Retype all the records with nothing changed.

(Collected data entries)
++++
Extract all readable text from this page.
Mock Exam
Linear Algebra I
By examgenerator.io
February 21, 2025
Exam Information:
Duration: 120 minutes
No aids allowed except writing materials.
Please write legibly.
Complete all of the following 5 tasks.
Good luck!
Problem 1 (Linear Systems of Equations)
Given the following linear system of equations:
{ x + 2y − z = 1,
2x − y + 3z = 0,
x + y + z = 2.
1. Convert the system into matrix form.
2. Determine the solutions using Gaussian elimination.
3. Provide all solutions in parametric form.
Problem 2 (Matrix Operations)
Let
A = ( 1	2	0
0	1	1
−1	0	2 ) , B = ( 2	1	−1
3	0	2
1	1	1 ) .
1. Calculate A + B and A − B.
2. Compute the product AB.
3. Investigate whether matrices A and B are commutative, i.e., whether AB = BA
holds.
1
++++
» **RIGHT ANSWER**
Extract all readable text from this page.
Mock Exam
Linear Algebra I
By examgenerator.io
February 21, 2025
Exam Information:
Duration: 120 minutes
No aids allowed except writing materials.
Please write legibly.
Complete all of the following 5 tasks.
Good luck!
Problem 1 (Linear Systems of Equations)
Given the following linear system of equations:
{ x + 2y − z = 1,
2x − y + 3z = 0,
x + y + z = 2.
1. Convert the system into matrix form.
2. Determine the solutions using Gaussian elimination.
3. Provide all solutions in parametric form.
Problem 2 (Matrix Operations)
Let
A = ( 1	2	0
0	1	1
−1	0	2 ) , B = ( 2	1	−1
3	0	2
1	1	1 ) .
1. Calculate A + B and A − B.
2. Compute the product AB.
3. Investigate whether matrices A and B are commutative, i.e., whether AB = BA
holds.
1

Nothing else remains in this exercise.